• **Selected excerpt**

The only alternative is to use one instrument and have each instance
decide where its interal states are written to for others to read. It should
decide which of the 99 other instances it will read the states of. The
ideal way is if we could write global variables as:
gahuey[p7] = afoo * abar or gahuey[kdest] = afoo * abar
In either case, one element of an array huey of a rate variables is
written. (Actually each variable is an array of ksmps floats.) Likewise
we want to be able to write these array specifications in the right hand
gaduey[kdest] = huey[ksource] * (ablah + p4)
So that is the first thing about arrays - make them easy and direct
to use with i or k rate indexing. Secondly, make them multidimensional:
galouey[4, 10] Is a 2D array of global audio rate variables.
gkblah[2, 4, 10] Is a 3D array of global k rate variables.
Thirdly, we want them to be either global or local to the instance of the instrument. This is quite a tall order, since the core of Csound is not perfect and is largely devoid of comments. Such facilities are obviously beyond what Csound was originally conceived to do, but now that CPUs are so much faster, many people will be writing more sophisticated programs.

• **Problems and tasks**
- 1) In the Csound array proposal, what does gkblah[2, 4, 10] denote?
- 2) Resume the Csound array proposal, starting after its final sentence.

• **Record list**
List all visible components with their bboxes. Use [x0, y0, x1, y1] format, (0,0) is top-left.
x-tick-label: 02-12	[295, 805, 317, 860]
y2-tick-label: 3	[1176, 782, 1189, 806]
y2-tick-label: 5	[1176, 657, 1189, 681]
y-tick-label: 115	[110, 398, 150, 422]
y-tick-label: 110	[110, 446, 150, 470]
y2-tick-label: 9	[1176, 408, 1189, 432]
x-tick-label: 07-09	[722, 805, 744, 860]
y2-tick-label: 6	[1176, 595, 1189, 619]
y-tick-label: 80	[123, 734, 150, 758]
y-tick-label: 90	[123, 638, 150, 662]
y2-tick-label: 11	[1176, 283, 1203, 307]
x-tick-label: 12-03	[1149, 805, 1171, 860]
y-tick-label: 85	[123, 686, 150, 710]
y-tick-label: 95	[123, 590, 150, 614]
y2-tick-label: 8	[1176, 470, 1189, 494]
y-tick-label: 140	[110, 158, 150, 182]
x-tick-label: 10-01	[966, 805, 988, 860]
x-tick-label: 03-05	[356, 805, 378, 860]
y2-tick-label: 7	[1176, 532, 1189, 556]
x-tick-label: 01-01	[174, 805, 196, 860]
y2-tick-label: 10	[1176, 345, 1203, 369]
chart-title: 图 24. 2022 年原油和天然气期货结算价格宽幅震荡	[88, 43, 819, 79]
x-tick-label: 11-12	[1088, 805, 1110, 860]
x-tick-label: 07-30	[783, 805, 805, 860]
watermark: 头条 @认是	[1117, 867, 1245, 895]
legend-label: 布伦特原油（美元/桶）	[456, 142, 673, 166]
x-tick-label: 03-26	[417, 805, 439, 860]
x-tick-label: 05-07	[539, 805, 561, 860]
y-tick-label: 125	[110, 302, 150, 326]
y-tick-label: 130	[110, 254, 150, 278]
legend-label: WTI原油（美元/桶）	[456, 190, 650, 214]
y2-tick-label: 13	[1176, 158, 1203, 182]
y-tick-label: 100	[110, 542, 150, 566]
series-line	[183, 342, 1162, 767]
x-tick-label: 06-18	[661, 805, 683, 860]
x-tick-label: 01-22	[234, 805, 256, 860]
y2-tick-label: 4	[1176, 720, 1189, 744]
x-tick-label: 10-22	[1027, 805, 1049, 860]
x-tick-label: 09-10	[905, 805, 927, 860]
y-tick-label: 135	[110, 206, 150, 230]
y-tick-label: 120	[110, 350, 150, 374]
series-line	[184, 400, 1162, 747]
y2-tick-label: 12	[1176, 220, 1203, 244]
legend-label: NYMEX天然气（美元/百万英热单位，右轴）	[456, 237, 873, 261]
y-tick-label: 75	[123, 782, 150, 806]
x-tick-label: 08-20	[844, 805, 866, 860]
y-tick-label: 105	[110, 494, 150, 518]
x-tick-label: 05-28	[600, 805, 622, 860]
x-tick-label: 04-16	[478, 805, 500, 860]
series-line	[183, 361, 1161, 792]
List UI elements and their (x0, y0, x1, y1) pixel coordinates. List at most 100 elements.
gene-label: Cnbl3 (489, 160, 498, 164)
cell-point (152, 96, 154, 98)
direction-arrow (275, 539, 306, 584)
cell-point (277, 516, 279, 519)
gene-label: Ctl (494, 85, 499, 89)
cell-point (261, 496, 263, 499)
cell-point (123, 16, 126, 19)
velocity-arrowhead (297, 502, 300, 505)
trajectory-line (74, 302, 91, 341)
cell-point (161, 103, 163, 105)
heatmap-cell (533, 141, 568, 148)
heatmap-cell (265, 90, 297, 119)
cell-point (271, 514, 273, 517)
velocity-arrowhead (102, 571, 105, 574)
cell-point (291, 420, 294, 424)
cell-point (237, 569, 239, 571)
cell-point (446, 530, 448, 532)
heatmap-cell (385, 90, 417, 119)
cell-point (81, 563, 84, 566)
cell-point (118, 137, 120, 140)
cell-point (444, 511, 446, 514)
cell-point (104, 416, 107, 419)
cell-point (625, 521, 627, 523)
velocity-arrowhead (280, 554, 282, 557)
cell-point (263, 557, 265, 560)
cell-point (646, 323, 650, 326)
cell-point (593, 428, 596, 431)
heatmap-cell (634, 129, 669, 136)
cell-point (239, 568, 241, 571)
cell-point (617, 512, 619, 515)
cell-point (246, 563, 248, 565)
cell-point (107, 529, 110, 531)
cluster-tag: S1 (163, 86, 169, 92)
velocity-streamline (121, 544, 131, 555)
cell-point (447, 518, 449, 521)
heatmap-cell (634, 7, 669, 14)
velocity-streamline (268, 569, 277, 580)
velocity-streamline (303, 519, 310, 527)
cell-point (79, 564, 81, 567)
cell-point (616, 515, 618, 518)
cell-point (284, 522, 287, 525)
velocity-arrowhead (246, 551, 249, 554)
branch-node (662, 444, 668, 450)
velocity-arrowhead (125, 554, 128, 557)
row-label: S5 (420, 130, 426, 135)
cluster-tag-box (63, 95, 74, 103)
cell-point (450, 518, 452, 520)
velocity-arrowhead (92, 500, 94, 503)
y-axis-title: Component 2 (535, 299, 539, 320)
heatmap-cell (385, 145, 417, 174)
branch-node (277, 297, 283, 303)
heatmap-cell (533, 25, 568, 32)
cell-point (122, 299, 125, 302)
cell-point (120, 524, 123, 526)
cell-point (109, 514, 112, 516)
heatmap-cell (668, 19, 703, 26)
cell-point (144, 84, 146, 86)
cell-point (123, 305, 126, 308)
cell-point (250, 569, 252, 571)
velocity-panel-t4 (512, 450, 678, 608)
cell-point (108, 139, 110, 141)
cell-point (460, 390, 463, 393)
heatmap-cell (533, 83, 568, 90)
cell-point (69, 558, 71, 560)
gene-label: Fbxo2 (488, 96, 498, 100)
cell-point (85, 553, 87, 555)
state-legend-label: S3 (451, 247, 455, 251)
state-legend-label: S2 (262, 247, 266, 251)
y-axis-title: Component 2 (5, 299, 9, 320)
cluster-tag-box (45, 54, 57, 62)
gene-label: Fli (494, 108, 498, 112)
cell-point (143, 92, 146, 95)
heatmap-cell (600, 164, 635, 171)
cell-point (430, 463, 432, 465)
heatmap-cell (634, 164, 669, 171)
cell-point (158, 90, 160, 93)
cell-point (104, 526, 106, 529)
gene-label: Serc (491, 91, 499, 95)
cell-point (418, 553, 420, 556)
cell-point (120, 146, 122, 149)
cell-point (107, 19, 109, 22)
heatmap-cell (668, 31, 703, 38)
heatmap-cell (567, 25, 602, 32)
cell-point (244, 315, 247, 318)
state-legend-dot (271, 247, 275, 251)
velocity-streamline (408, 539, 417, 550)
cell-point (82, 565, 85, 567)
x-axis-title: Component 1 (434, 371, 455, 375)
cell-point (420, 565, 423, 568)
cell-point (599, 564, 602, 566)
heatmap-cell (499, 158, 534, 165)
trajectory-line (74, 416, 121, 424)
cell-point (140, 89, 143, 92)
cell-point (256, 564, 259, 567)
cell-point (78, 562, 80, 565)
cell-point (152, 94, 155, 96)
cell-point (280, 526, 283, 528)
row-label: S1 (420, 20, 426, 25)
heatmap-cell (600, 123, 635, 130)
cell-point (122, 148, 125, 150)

• **Exercise results**
- 1) A 3D array of global k rate variables.

- 2)
In principle, the global aspect of arrays can be acheived with the zak system, but it is trickier. zak ugens do not go on the left or right of equations, they have their own line. They must write to normal variables and be fed by normal variables. Arrays, and multi dimensional arrays can all be done with offsets and multiplications to arrive at the final number of the location in za or zk space - but it this involves bulky, hard do debug and understand .orc code, and there is no prospect for building mnemonic names into the way these variables are accessed.
I intend to do some cellular automatata or use multiple reverb and sound source instruments with varying delay times between them, all mixed with my binaural model - with the instruments, reverb points (and hence their connecting time delays) potentially moving around.